* _To do_
Across the entries below, count the lines in which the word "عليه" occurs. Reply with the count alone.

* _The records_
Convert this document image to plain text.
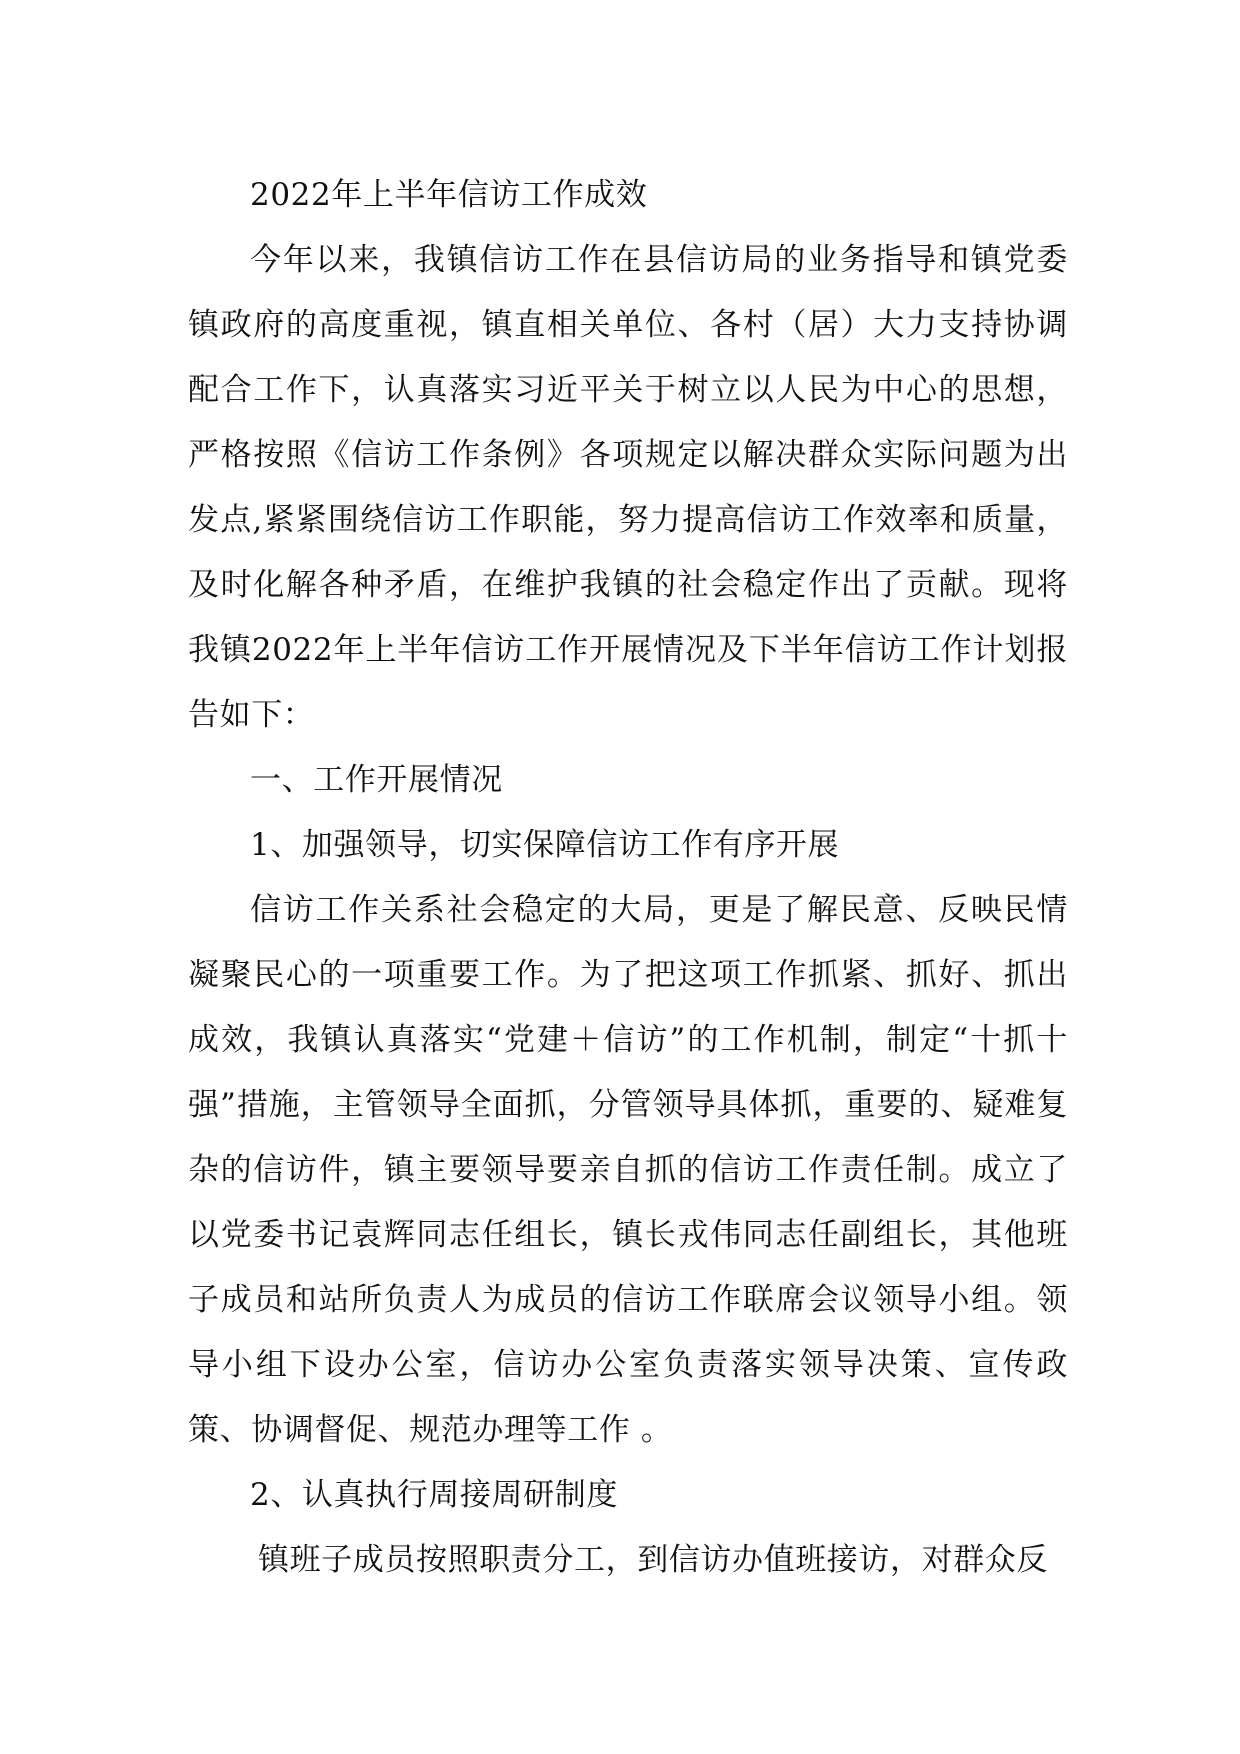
2022年上半年信访工作成效

今年以来，我镇信访工作在县信访局的业务指导和镇党委镇政府的高度重视，镇直相关单位、各村（居）大力支持协调配合工作下，认真落实习近平关于树立以人民为中心的思想，严格按照《信访工作条例》各项规定以解决群众实际问题为出发点,紧紧围绕信访工作职能，努力提高信访工作效率和质量，及时化解各种矛盾，在维护我镇的社会稳定作出了贡献。现将我镇2022年上半年信访工作开展情况及下半年信访工作计划报告如下：

一、工作开展情况

1、加强领导，切实保障信访工作有序开展

信访工作关系社会稳定的大局，更是了解民意、反映民情凝聚民心的一项重要工作。为了把这项工作抓紧、抓好、抓出成效，我镇认真落实“党建＋信访”的工作机制，制定“十抓十强”措施，主管领导全面抓，分管领导具体抓，重要的、疑难复杂的信访件，镇主要领导要亲自抓的信访工作责任制。成立了以党委书记袁辉同志任组长，镇长戎伟同志任副组长，其他班子成员和站所负责人为成员的信访工作联席会议领导小组。领导小组下设办公室，信访办公室负责落实领导决策、宣传政策、协调督促、规范办理等工作 。

2、认真执行周接周研制度

镇班子成员按照职责分工，到信访办值班接访，对群众反
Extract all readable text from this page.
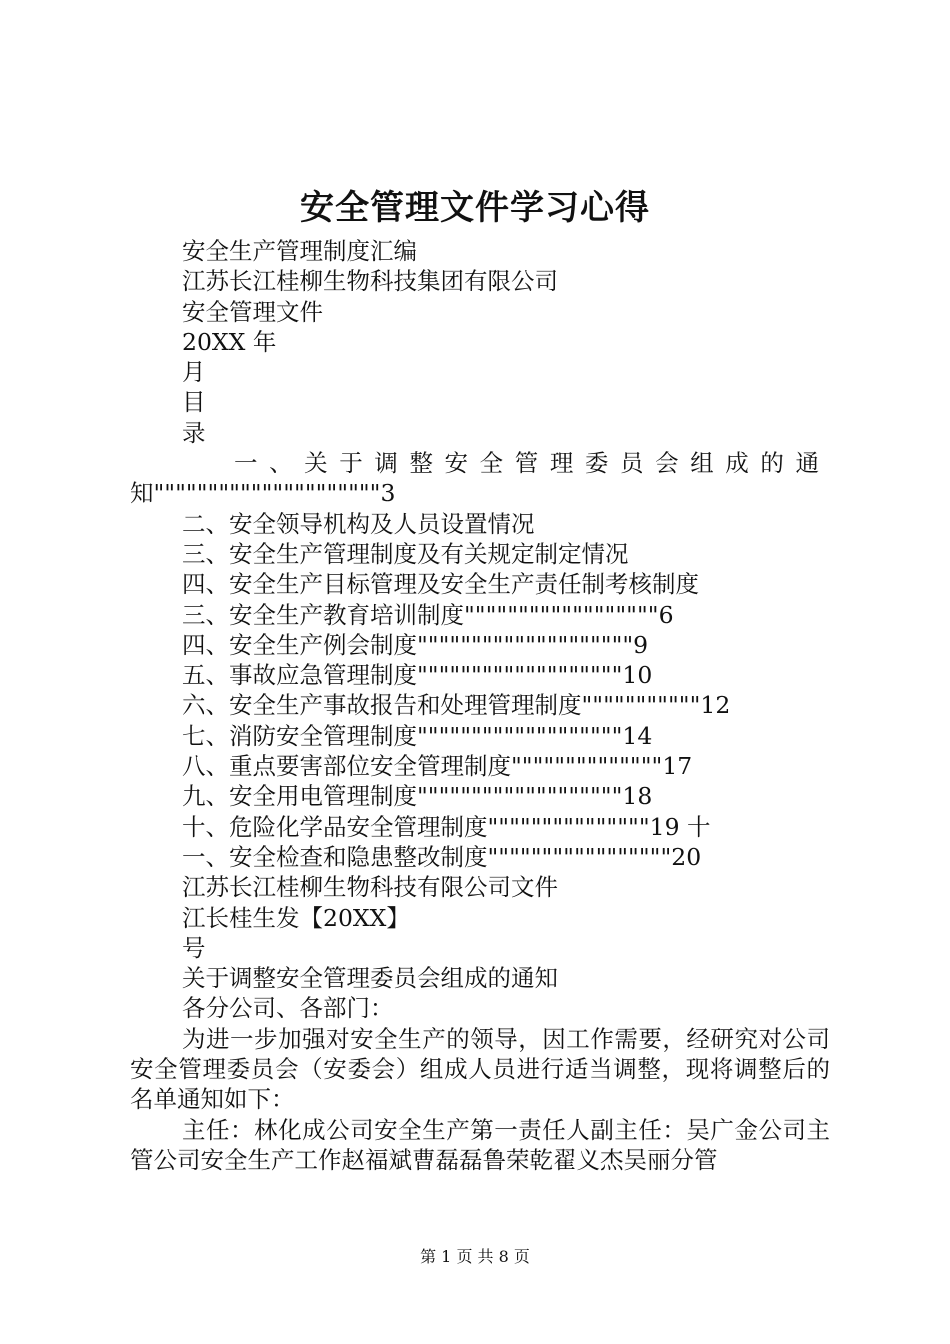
安全管理文件学习心得

安全生产管理制度汇编

江苏长江桂柳生物科技集团有限公司

安全管理文件

20XX 年

月

目

录

一、关于调整安全管理委员会组成的通

知"""""""""""""""""""""3

二、安全领导机构及人员设置情况

三、安全生产管理制度及有关规定制定情况

四、安全生产目标管理及安全生产责任制考核制度

三、安全生产教育培训制度""""""""""""""""""6

四、安全生产例会制度""""""""""""""""""""9

五、事故应急管理制度"""""""""""""""""""10

六、安全生产事故报告和处理管理制度"""""""""""12

七、消防安全管理制度"""""""""""""""""""14

八、重点要害部位安全管理制度""""""""""""""17

九、安全用电管理制度"""""""""""""""""""18

十、危险化学品安全管理制度"""""""""""""""19 十

一、安全检查和隐患整改制度"""""""""""""""""20

江苏长江桂柳生物科技有限公司文件

江长桂生发【20XX】

号

关于调整安全管理委员会组成的通知

各分公司、各部门：

为进一步加强对安全生产的领导，因工作需要，经研究对公司安全管理委员会（安委会）组成人员进行适当调整，现将调整后的名单通知如下：

主任：林化成公司安全生产第一责任人副主任：吴广金公司主管公司安全生产工作赵福斌曹磊磊鲁荣乾翟义杰吴丽分管

第 1 页 共 8 页
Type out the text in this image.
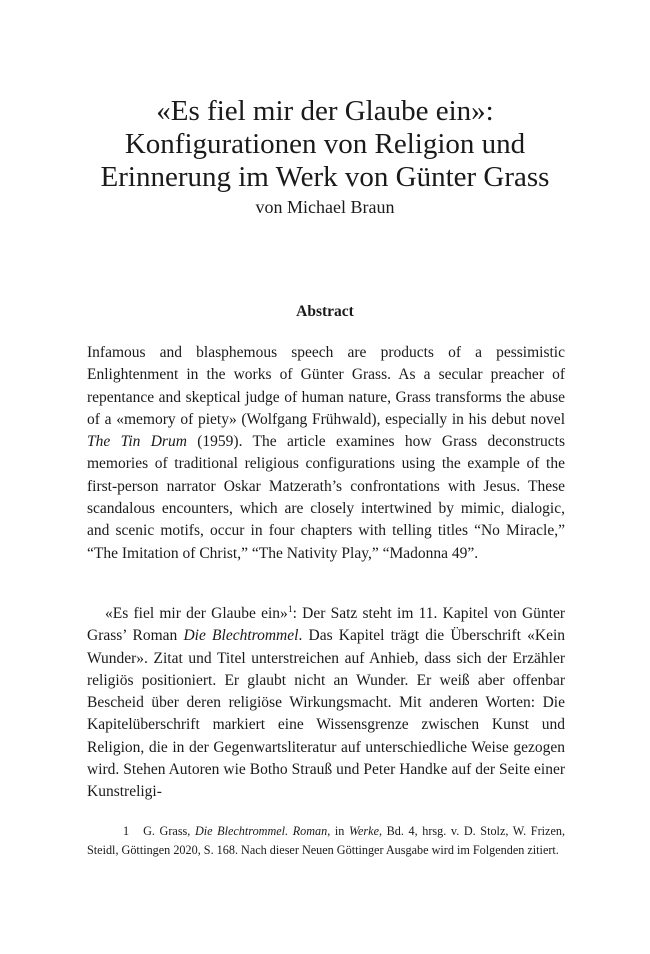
«Es fiel mir der Glaube ein»:
Konfigurationen von Religion und
Erinnerung im Werk von Günter Grass
von Michael Braun
Abstract

Infamous and blasphemous speech are products of a pessimistic Enlightenment in the works of Günter Grass. As a secular preacher of repentance and skeptical judge of human nature, Grass transforms the abuse of a «memory of piety» (Wolfgang Frühwald), especially in his debut novel The Tin Drum (1959). The article examines how Grass deconstructs memories of traditional religious configurations using the example of the first-person narrator Oskar Matzerath’s confrontations with Jesus. These scandalous encounters, which are closely intertwined by mimic, dialogic, and scenic motifs, occur in four chapters with telling titles “No Miracle,” “The Imitation of Christ,” “The Nativity Play,” “Madonna 49”.

«Es fiel mir der Glaube ein»$^1$: Der Satz steht im 11. Kapitel von Günter Grass’ Roman Die Blechtrommel. Das Kapitel trägt die Überschrift «Kein Wunder». Zitat und Titel unterstreichen auf Anhieb, dass sich der Erzähler religiös positioniert. Er glaubt nicht an Wunder. Er weiß aber offenbar Bescheid über deren religiöse Wirkungsmacht. Mit anderen Worten: Die Kapitelüberschrift markiert eine Wissensgrenze zwischen Kunst und Religion, die in der Gegenwartsliteratur auf unterschiedliche Weise gezogen wird. Stehen Autoren wie Botho Strauß und Peter Handke auf der Seite einer Kunstreligi-

1 G. Grass, Die Blechtrommel. Roman, in Werke, Bd. 4, hrsg. v. D. Stolz, W. Frizen, Steidl, Göttingen 2020, S. 168. Nach dieser Neuen Göttinger Ausgabe wird im Folgenden zitiert.
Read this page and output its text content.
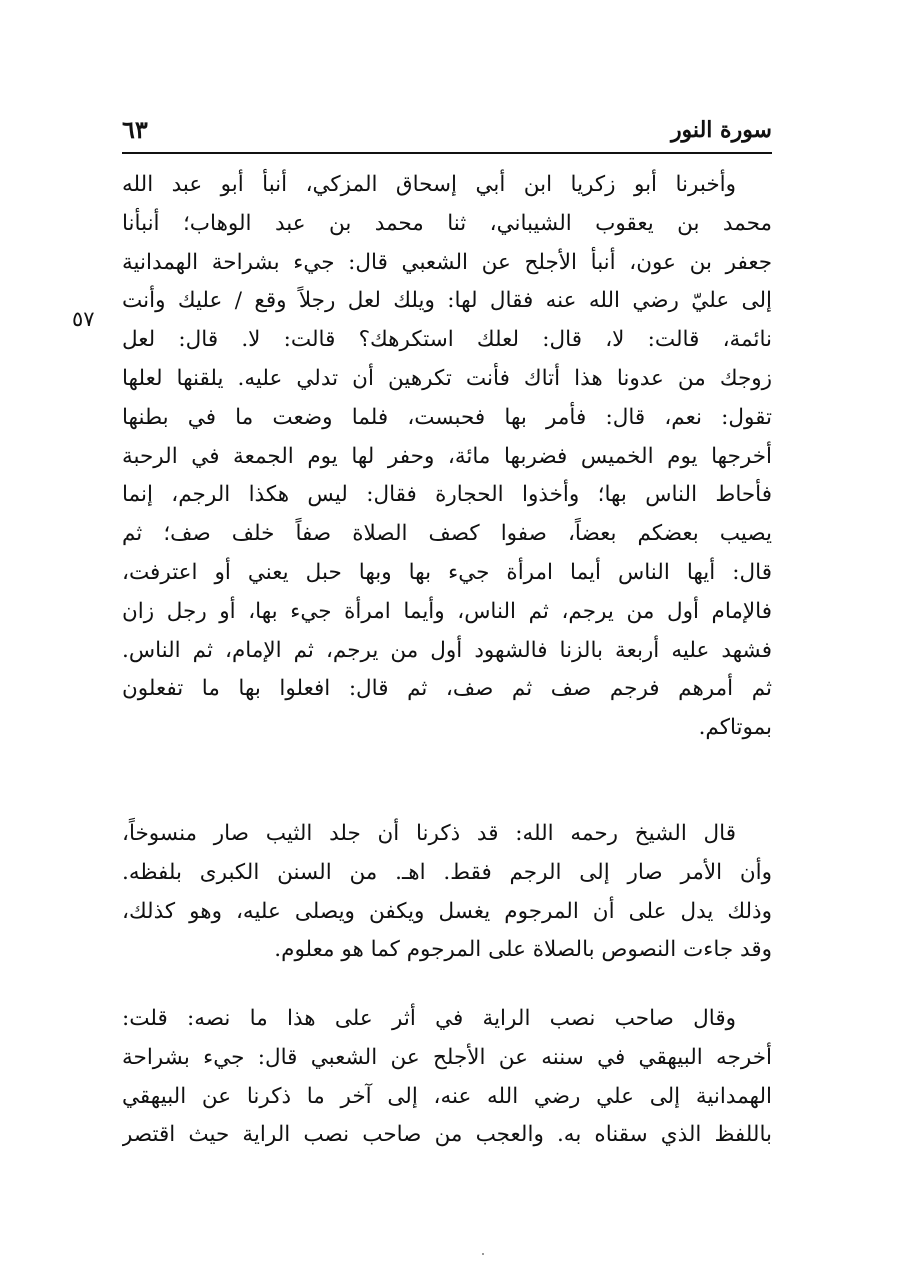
سورة النور
٦٣
٥٧
وأخبرنا أبو زكريا ابن أبي إسحاق المزكي، أنبأ أبو عبد الله
محمد بن يعقوب الشيباني، ثنا محمد بن عبد الوهاب؛ أنبأنا
جعفر بن عون، أنبأ الأجلح عن الشعبي قال: جيء بشراحة الهمدانية
إلى عليّ رضي الله عنه فقال لها: ويلك لعل رجلاً وقع / عليك وأنت
نائمة، قالت: لا، قال: لعلك استكرهك؟ قالت: لا. قال: لعل
زوجك من عدونا هذا أتاك فأنت تكرهين أن تدلي عليه. يلقنها لعلها
تقول: نعم، قال: فأمر بها فحبست، فلما وضعت ما في بطنها
أخرجها يوم الخميس فضربها مائة، وحفر لها يوم الجمعة في الرحبة
فأحاط الناس بها؛ وأخذوا الحجارة فقال: ليس هكذا الرجم، إنما
يصيب بعضكم بعضاً، صفوا كصف الصلاة صفاً خلف صف؛ ثم
قال: أيها الناس أيما امرأة جيء بها وبها حبل يعني أو اعترفت،
فالإمام أول من يرجم، ثم الناس، وأيما امرأة جيء بها، أو رجل زان
فشهد عليه أربعة بالزنا فالشهود أول من يرجم، ثم الإمام، ثم الناس.
ثم أمرهم فرجم صف ثم صف، ثم قال: افعلوا بها ما تفعلون
بموتاكم.
قال الشيخ رحمه الله: قد ذكرنا أن جلد الثيب صار منسوخاً،
وأن الأمر صار إلى الرجم فقط. اهـ. من السنن الكبرى بلفظه.
وذلك يدل على أن المرجوم يغسل ويكفن ويصلى عليه، وهو كذلك،
وقد جاءت النصوص بالصلاة على المرجوم كما هو معلوم.
وقال صاحب نصب الراية في أثر على هذا ما نصه: قلت:
أخرجه البيهقي في سننه عن الأجلح عن الشعبي قال: جيء بشراحة
الهمدانية إلى علي رضي الله عنه، إلى آخر ما ذكرنا عن البيهقي
باللفظ الذي سقناه به. والعجب من صاحب نصب الراية حيث اقتصر
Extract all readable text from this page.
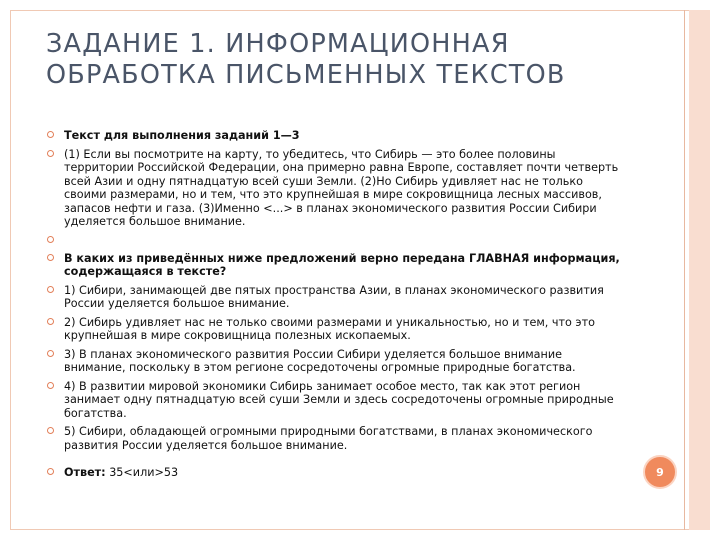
ЗАДАНИЕ 1. ИНФОРМАЦИОННАЯ ОБРАБОТКА ПИСЬМЕННЫХ ТЕКСТОВ
Текст для выполнения заданий 1—3
(1) Если вы посмотрите на карту, то убедитесь, что Сибирь — это более половины территории Российской Федерации, она примерно равна Европе, составляет почти четверть всей Азии и одну пятнадцатую всей суши Земли. (2)Но Сибирь удивляет нас не только своими размерами, но и тем, что это крупнейшая в мире сокровищница лесных массивов, запасов нефти и газа. (3)Именно <...> в планах экономического развития России Сибири уделяется большое внимание.
В каких из приведённых ниже предложений верно передана ГЛАВНАЯ информация, содержащаяся в тексте?
1) Сибири, занимающей две пятых пространства Азии, в планах экономического развития России уделяется большое внимание.
2) Сибирь удивляет нас не только своими размерами и уникальностью, но и тем, что это крупнейшая в мире сокровищница полезных ископаемых.
3) В планах экономического развития России Сибири уделяется большое внимание внимание, поскольку в этом регионе сосредоточены огромные природные богатства.
4) В развитии мировой экономики Сибирь занимает особое место, так как этот регион занимает одну пятнадцатую всей суши Земли и здесь сосредоточены огромные природные богатства.
5) Сибири, обладающей огромными природными богатствами, в планах экономического развития России уделяется большое внимание.
Ответ: 35<или>53	9
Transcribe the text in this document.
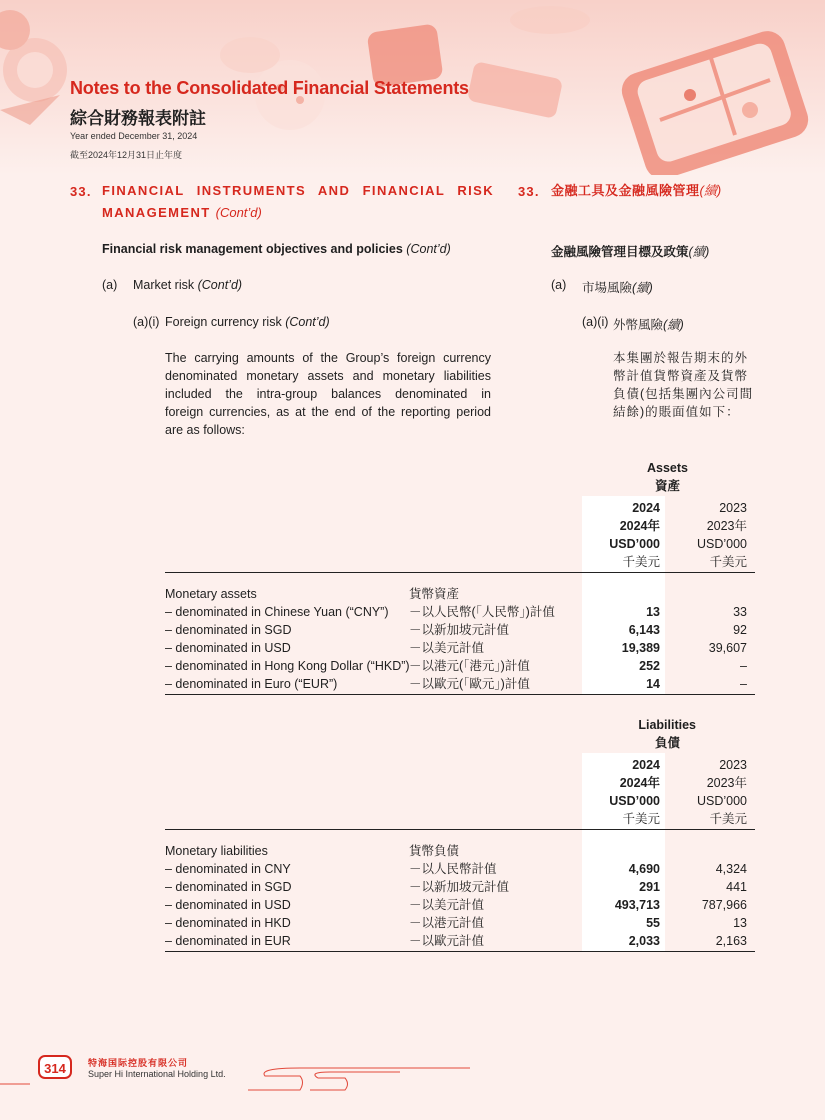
Notes to the Consolidated Financial Statements
綜合財務報表附註
Year ended December 31, 2024
截至2024年12月31日止年度
33. FINANCIAL INSTRUMENTS AND FINANCIAL RISK
MANAGEMENT (Cont’d)
33. 金融工具及金融風險管理(續)
Financial risk management objectives and policies (Cont’d)	金融風險管理目標及政策(續)
(a) Market risk (Cont’d)	(a) 市場風險(續)
(a)(i) Foreign currency risk (Cont’d)	(a)(i) 外幣風險(續)
The carrying amounts of the Group’s foreign currency
denominated monetary assets and monetary liabilities
included the intra-group balances denominated in
foreign currencies, as at the end of the reporting period
are as follows:
本集團於報告期末的外
幣計值貨幣資產及貨幣
負債(包括集團內公司間
結餘)的賬面值如下：
Assets
資產
2024
2024年
USD’000
千美元
2023
2023年
USD’000
千美元
Monetary assets	貨幣資產
– denominated in Chinese Yuan (“CNY”) －以人民幣(「人民幣」)計值	13	33
– denominated in SGD	－以新加坡元計值	6,143	92
– denominated in USD	－以美元計值	19,389	39,607
– denominated in Hong Kong Dollar (“HKD”) －以港元(「港元」)計值	252	–
– denominated in Euro (“EUR”)	－以歐元(「歐元」)計值	14	–
Liabilities
負債
2024
2024年
USD’000
千美元
2023
2023年
USD’000
千美元
Monetary liabilities	貨幣負債
– denominated in CNY	－以人民幣計值	4,690	4,324
– denominated in SGD	－以新加坡元計值	291	441
– denominated in USD	－以美元計值	493,713	787,966
– denominated in HKD	－以港元計值	55	13
– denominated in EUR	－以歐元計值	2,033	2,163
314	特海国际控股有限公司
Super Hi International Holding Ltd.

* _Reply to the task_
3